▶ [INSTRUÇÕES]
a) Reproduza, no texto sobre os Jogos Olímpicos no Rio, o trecho que começa em "O Rio ganhou" e vai até "foi um erro?".
b) Responda, com base no texto sobre os Jogos Olímpicos no Rio:
(i) Que idade tem Sérgio Bessermann Vianna?
(ii) Em que universidade é professor de economia?
(iii) Em que trajectória se contava que o Brasil iria continuar quando o Rio ganhou os Jogos Olímpicos?

▶ [EXCERTO SELECIONADO]

Os Jogos Olímpicos no Rio vão dar certo. Como é que o economista Sérgio Bessermann Vianna sabe? Porque os cariocas gostam de festa. “Apesar de todo o mau-humor da crise e apesar da perplexidade que há no Brasil de não haver rumo no momento, durante os Jogos Olímpicos pode se preparar: é uma combinação de Berlim em eficiência e Carnaval do Rio em festa”, diz este carioca de 58 anos, professor de economia da Pontifícia Universidade Católica (PUC-Rio).

O Rio ganhou os Jogos Olímpicos numa conjuntura bem diferente da actual, contando que o Brasil iria continuar numa trajectória de ascensão económica e social. O facto de o país estar em crise significa que a candidatura aos Jogos foi um erro?

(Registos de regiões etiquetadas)
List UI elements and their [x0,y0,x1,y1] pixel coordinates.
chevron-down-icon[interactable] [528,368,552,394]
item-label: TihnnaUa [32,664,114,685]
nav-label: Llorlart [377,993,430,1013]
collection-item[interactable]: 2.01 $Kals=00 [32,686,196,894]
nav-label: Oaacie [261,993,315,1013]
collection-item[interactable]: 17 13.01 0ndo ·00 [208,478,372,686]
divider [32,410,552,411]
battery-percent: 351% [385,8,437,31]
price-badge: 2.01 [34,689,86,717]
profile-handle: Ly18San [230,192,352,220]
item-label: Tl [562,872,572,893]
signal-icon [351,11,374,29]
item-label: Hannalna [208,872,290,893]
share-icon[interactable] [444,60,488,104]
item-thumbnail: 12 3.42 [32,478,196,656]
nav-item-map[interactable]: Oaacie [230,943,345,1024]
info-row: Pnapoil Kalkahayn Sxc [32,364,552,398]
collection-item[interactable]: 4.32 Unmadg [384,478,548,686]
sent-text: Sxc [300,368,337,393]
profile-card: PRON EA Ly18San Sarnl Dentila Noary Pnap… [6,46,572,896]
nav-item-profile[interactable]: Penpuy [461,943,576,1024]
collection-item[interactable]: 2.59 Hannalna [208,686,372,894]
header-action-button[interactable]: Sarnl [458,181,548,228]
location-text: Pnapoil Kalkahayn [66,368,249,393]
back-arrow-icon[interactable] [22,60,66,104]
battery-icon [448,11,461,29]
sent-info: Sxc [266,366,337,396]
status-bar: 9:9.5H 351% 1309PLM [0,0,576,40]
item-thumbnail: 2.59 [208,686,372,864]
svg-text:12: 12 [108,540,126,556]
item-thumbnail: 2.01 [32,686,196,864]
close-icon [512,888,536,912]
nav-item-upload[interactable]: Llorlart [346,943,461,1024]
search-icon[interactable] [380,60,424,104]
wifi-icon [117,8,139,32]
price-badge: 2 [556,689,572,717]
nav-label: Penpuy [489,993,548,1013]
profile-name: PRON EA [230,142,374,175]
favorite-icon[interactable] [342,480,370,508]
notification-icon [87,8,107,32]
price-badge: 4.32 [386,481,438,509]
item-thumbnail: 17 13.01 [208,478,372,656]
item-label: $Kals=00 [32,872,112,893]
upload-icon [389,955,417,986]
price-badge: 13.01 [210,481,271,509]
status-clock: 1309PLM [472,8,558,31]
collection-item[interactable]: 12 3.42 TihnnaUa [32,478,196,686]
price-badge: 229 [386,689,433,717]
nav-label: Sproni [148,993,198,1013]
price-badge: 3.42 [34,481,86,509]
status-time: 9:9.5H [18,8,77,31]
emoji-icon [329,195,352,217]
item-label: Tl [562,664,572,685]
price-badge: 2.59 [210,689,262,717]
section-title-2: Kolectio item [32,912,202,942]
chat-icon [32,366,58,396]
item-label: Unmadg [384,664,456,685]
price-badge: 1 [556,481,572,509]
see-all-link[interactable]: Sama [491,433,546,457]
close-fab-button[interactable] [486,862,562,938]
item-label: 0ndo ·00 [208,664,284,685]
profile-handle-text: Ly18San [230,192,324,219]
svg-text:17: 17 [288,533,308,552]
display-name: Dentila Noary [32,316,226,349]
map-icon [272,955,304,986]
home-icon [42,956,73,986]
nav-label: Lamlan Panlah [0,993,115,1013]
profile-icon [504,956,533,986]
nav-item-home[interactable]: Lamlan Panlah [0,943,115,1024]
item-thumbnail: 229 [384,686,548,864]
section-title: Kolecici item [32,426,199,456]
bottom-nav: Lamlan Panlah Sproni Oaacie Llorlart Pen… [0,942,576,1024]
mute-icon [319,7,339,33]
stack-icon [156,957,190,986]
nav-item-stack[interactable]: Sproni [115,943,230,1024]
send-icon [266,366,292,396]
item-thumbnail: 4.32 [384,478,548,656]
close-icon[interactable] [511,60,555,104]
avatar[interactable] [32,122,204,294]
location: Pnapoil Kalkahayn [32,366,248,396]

▶ [RESULTADOS DO EXERCÍCIO]
a)
O Rio ganhou os Jogos Olímpicos numa conjuntura bem diferente da actual, contando que o Brasil iria continuar numa trajectória de ascensão económica e social. O facto de o país estar em crise significa que a candidatura aos Jogos foi um erro?

b)
(i) 58 anos.
(ii) Na Pontifícia Universidade Católica (PUC-Rio).
(iii) Numa trajectória de ascensão económica e social.